EXERCISE DIRECTIONS:
From the entries below, pull out each line where "Files" appears.

DATA ROWS:

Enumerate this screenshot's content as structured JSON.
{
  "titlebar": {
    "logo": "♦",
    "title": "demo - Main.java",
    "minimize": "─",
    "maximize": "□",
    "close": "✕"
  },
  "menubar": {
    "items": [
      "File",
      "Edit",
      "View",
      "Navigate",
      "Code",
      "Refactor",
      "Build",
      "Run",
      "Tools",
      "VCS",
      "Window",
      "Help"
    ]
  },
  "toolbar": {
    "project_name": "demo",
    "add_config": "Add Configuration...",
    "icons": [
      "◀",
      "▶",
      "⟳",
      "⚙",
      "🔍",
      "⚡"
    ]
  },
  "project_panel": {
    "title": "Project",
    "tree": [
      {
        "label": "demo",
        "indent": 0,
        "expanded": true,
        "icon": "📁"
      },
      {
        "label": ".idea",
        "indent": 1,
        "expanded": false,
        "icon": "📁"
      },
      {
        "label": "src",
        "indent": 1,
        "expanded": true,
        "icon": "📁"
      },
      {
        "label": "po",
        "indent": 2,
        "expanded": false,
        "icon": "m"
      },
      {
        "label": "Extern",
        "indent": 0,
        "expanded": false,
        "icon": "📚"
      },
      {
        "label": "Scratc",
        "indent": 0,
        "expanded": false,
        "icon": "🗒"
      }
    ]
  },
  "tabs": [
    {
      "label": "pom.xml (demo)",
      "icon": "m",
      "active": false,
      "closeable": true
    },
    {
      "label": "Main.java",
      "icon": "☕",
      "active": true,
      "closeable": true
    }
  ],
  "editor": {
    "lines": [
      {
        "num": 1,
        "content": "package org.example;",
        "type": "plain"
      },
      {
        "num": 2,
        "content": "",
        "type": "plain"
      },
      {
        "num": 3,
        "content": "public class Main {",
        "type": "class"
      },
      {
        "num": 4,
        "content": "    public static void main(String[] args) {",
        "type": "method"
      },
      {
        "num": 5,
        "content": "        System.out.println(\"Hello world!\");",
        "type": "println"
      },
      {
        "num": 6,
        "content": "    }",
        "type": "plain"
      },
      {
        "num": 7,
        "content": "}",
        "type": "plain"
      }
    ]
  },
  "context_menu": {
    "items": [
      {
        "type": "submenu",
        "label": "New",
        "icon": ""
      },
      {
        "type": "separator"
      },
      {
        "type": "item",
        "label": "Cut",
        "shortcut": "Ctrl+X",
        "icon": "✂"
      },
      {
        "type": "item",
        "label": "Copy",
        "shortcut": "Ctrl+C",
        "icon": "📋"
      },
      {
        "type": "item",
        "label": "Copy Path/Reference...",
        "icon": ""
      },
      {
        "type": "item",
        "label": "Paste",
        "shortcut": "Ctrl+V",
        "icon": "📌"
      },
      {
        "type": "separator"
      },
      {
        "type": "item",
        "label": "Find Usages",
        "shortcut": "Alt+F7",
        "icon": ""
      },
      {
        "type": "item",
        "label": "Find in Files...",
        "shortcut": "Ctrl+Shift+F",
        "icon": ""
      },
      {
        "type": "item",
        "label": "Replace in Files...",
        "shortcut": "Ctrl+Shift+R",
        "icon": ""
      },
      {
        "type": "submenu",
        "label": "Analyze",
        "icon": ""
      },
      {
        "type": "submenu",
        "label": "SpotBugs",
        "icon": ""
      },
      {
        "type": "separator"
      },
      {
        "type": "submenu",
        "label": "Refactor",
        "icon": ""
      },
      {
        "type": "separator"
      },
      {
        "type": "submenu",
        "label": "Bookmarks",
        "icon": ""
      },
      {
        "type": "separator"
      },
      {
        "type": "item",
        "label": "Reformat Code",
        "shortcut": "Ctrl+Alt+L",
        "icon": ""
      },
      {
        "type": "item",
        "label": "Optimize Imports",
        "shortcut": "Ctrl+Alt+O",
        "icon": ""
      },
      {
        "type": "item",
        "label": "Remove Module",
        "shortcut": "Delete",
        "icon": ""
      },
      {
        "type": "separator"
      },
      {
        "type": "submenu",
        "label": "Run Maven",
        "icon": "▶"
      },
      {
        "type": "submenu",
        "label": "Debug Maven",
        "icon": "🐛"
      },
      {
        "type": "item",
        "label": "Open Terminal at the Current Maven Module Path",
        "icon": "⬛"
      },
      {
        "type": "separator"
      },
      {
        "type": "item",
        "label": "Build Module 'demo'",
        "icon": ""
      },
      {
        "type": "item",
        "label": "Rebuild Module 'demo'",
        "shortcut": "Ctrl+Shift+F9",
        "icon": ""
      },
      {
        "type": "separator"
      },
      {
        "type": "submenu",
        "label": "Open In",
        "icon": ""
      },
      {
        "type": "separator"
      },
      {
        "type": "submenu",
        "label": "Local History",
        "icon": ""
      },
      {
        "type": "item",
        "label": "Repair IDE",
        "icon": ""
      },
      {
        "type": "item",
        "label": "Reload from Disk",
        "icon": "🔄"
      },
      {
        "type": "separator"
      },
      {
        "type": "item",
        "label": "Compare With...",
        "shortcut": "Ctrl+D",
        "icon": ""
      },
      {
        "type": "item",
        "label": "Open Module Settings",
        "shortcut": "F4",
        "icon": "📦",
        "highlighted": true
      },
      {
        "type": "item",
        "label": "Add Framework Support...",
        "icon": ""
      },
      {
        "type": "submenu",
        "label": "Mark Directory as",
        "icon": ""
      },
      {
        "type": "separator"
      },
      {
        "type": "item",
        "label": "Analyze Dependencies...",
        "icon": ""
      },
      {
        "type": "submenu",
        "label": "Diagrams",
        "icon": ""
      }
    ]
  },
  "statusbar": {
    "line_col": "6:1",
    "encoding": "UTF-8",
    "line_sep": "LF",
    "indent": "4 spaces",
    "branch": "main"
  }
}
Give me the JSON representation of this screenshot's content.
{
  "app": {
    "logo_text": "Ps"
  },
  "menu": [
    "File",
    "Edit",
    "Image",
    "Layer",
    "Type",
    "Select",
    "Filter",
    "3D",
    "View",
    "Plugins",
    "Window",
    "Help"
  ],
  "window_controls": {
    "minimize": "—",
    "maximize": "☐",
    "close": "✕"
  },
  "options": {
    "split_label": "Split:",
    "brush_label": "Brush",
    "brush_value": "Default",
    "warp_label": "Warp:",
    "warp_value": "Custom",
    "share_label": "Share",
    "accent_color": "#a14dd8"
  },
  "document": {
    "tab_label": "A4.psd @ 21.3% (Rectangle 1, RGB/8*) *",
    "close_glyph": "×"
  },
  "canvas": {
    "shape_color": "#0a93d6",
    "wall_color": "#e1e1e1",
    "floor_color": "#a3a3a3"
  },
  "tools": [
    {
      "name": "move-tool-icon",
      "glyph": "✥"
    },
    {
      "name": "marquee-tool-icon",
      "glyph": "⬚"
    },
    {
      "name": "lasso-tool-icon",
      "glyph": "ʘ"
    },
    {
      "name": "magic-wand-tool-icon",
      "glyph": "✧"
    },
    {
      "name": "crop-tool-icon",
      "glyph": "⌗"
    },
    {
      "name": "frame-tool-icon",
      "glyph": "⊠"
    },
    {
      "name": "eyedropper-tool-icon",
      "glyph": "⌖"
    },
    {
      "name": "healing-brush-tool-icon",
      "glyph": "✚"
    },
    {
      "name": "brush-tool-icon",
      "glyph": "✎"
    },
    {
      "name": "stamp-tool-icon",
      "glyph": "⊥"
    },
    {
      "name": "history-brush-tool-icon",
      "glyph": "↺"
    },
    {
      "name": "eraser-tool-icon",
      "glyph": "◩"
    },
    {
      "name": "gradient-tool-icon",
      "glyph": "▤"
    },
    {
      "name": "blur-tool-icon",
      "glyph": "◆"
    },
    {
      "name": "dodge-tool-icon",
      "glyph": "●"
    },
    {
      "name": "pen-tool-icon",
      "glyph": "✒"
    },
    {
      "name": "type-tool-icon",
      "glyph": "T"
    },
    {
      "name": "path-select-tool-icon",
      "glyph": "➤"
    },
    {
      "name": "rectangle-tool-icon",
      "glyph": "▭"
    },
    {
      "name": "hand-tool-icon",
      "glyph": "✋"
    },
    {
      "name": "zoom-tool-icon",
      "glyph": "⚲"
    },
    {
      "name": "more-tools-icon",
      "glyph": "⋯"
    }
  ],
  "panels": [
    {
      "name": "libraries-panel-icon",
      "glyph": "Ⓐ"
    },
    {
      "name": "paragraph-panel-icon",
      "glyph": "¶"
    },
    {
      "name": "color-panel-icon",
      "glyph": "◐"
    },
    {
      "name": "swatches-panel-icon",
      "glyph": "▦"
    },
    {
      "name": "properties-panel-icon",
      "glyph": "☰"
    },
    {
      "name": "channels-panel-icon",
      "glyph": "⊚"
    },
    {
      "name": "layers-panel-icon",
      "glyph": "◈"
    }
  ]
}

RESPONSE:
        "label": "Find in Files...",
        "label": "Replace in Files...",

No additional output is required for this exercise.